### Task data ###

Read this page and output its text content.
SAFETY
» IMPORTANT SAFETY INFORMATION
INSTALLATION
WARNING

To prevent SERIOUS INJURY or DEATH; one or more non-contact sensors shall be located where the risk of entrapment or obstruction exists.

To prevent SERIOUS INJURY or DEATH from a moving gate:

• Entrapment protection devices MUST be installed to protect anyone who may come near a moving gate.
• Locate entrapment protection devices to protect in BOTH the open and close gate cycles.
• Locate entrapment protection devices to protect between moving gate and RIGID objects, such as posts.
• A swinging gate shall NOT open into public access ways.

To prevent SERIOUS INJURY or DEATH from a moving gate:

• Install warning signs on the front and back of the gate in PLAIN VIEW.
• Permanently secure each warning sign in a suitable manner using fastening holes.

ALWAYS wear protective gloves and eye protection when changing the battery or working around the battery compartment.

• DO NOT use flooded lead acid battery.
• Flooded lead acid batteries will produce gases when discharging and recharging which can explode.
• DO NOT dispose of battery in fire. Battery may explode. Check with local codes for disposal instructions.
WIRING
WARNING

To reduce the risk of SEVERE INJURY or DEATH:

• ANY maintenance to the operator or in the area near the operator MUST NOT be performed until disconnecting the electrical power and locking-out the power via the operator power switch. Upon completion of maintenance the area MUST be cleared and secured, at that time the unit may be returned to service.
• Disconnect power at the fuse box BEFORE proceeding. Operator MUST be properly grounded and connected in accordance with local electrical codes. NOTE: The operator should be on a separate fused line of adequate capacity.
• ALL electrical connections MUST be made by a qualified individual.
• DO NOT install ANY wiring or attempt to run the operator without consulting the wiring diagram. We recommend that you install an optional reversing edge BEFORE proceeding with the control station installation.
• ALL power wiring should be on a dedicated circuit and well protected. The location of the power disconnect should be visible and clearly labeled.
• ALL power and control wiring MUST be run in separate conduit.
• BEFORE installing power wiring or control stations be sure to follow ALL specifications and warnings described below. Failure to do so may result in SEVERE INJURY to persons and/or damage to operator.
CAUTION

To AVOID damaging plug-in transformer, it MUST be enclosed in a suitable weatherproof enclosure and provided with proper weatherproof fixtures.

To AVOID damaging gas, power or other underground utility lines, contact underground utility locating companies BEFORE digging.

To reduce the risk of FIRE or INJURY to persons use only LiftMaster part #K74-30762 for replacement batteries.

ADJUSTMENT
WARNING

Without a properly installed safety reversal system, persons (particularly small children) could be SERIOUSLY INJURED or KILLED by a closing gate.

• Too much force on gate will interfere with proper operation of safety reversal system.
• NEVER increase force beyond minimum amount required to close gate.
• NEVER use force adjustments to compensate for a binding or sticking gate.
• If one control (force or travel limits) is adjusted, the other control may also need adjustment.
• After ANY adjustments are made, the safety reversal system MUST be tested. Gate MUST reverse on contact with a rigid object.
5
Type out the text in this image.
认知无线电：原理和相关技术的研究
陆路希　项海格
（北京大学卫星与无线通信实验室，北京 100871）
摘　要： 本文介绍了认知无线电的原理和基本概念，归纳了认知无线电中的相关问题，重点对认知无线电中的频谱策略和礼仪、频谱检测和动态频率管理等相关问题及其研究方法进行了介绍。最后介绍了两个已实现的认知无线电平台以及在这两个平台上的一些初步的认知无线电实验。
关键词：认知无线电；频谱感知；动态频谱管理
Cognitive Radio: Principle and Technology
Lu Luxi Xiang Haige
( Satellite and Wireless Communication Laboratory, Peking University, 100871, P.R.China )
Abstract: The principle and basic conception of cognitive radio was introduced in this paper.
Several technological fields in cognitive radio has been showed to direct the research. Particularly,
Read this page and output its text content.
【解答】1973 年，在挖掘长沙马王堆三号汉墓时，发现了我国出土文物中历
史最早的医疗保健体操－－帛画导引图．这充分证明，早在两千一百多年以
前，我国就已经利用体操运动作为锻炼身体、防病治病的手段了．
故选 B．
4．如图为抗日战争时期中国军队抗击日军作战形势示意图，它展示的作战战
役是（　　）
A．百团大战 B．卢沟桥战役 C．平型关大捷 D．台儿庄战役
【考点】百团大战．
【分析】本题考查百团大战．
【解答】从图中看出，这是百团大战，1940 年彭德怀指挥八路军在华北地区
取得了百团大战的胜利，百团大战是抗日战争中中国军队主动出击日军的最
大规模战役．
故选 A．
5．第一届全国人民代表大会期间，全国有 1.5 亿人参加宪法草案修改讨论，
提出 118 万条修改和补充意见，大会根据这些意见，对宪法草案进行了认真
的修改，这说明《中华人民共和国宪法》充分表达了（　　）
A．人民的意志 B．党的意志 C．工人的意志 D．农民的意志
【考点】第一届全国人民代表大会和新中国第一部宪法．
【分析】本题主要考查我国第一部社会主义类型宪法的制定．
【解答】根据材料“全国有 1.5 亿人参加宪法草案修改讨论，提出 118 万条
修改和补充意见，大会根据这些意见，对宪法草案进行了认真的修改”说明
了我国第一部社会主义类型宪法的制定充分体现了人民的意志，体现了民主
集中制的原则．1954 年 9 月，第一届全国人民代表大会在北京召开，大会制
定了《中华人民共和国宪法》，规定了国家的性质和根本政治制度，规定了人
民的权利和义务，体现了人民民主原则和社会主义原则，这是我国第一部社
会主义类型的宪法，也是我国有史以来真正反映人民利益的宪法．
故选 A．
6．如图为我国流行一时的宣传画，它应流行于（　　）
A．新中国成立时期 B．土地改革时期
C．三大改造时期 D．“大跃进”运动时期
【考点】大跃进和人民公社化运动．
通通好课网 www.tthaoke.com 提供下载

###

**What this task involves:** Copy the entries above exactly, leaving none out.

**Final answer:**
Read this page and output its text content.
SAFETY
» IMPORTANT SAFETY INFORMATION
INSTALLATION
WARNING

To prevent SERIOUS INJURY or DEATH; one or more non-contact sensors shall be located where the risk of entrapment or obstruction exists.

To prevent SERIOUS INJURY or DEATH from a moving gate:

• Entrapment protection devices MUST be installed to protect anyone who may come near a moving gate.
• Locate entrapment protection devices to protect in BOTH the open and close gate cycles.
• Locate entrapment protection devices to protect between moving gate and RIGID objects, such as posts.
• A swinging gate shall NOT open into public access ways.

To prevent SERIOUS INJURY or DEATH from a moving gate:

• Install warning signs on the front and back of the gate in PLAIN VIEW.
• Permanently secure each warning sign in a suitable manner using fastening holes.

ALWAYS wear protective gloves and eye protection when changing the battery or working around the battery compartment.

• DO NOT use flooded lead acid battery.
• Flooded lead acid batteries will produce gases when discharging and recharging which can explode.
• DO NOT dispose of battery in fire. Battery may explode. Check with local codes for disposal instructions.
WIRING
WARNING

To reduce the risk of SEVERE INJURY or DEATH:

• ANY maintenance to the operator or in the area near the operator MUST NOT be performed until disconnecting the electrical power and locking-out the power via the operator power switch. Upon completion of maintenance the area MUST be cleared and secured, at that time the unit may be returned to service.
• Disconnect power at the fuse box BEFORE proceeding. Operator MUST be properly grounded and connected in accordance with local electrical codes. NOTE: The operator should be on a separate fused line of adequate capacity.
• ALL electrical connections MUST be made by a qualified individual.
• DO NOT install ANY wiring or attempt to run the operator without consulting the wiring diagram. We recommend that you install an optional reversing edge BEFORE proceeding with the control station installation.
• ALL power wiring should be on a dedicated circuit and well protected. The location of the power disconnect should be visible and clearly labeled.
• ALL power and control wiring MUST be run in separate conduit.
• BEFORE installing power wiring or control stations be sure to follow ALL specifications and warnings described below. Failure to do so may result in SEVERE INJURY to persons and/or damage to operator.
CAUTION

To AVOID damaging plug-in transformer, it MUST be enclosed in a suitable weatherproof enclosure and provided with proper weatherproof fixtures.

To AVOID damaging gas, power or other underground utility lines, contact underground utility locating companies BEFORE digging.

To reduce the risk of FIRE or INJURY to persons use only LiftMaster part #K74-30762 for replacement batteries.

ADJUSTMENT
WARNING

Without a properly installed safety reversal system, persons (particularly small children) could be SERIOUSLY INJURED or KILLED by a closing gate.

• Too much force on gate will interfere with proper operation of safety reversal system.
• NEVER increase force beyond minimum amount required to close gate.
• NEVER use force adjustments to compensate for a binding or sticking gate.
• If one control (force or travel limits) is adjusted, the other control may also need adjustment.
• After ANY adjustments are made, the safety reversal system MUST be tested. Gate MUST reverse on contact with a rigid object.
5
Type out the text in this image.
认知无线电：原理和相关技术的研究
陆路希　项海格
（北京大学卫星与无线通信实验室，北京 100871）
摘　要： 本文介绍了认知无线电的原理和基本概念，归纳了认知无线电中的相关问题，重点对认知无线电中的频谱策略和礼仪、频谱检测和动态频率管理等相关问题及其研究方法进行了介绍。最后介绍了两个已实现的认知无线电平台以及在这两个平台上的一些初步的认知无线电实验。
关键词：认知无线电；频谱感知；动态频谱管理
Cognitive Radio: Principle and Technology
Lu Luxi Xiang Haige
( Satellite and Wireless Communication Laboratory, Peking University, 100871, P.R.China )
Abstract: The principle and basic conception of cognitive radio was introduced in this paper.
Several technological fields in cognitive radio has been showed to direct the research. Particularly,
Read this page and output its text content.
【解答】1973 年，在挖掘长沙马王堆三号汉墓时，发现了我国出土文物中历
史最早的医疗保健体操－－帛画导引图．这充分证明，早在两千一百多年以
前，我国就已经利用体操运动作为锻炼身体、防病治病的手段了．
故选 B．
4．如图为抗日战争时期中国军队抗击日军作战形势示意图，它展示的作战战
役是（　　）
A．百团大战 B．卢沟桥战役 C．平型关大捷 D．台儿庄战役
【考点】百团大战．
【分析】本题考查百团大战．
【解答】从图中看出，这是百团大战，1940 年彭德怀指挥八路军在华北地区
取得了百团大战的胜利，百团大战是抗日战争中中国军队主动出击日军的最
大规模战役．
故选 A．
5．第一届全国人民代表大会期间，全国有 1.5 亿人参加宪法草案修改讨论，
提出 118 万条修改和补充意见，大会根据这些意见，对宪法草案进行了认真
的修改，这说明《中华人民共和国宪法》充分表达了（　　）
A．人民的意志 B．党的意志 C．工人的意志 D．农民的意志
【考点】第一届全国人民代表大会和新中国第一部宪法．
【分析】本题主要考查我国第一部社会主义类型宪法的制定．
【解答】根据材料“全国有 1.5 亿人参加宪法草案修改讨论，提出 118 万条
修改和补充意见，大会根据这些意见，对宪法草案进行了认真的修改”说明
了我国第一部社会主义类型宪法的制定充分体现了人民的意志，体现了民主
集中制的原则．1954 年 9 月，第一届全国人民代表大会在北京召开，大会制
定了《中华人民共和国宪法》，规定了国家的性质和根本政治制度，规定了人
民的权利和义务，体现了人民民主原则和社会主义原则，这是我国第一部社
会主义类型的宪法，也是我国有史以来真正反映人民利益的宪法．
故选 A．
6．如图为我国流行一时的宣传画，它应流行于（　　）
A．新中国成立时期 B．土地改革时期
C．三大改造时期 D．“大跃进”运动时期
【考点】大跃进和人民公社化运动．
通通好课网 www.tthaoke.com 提供下载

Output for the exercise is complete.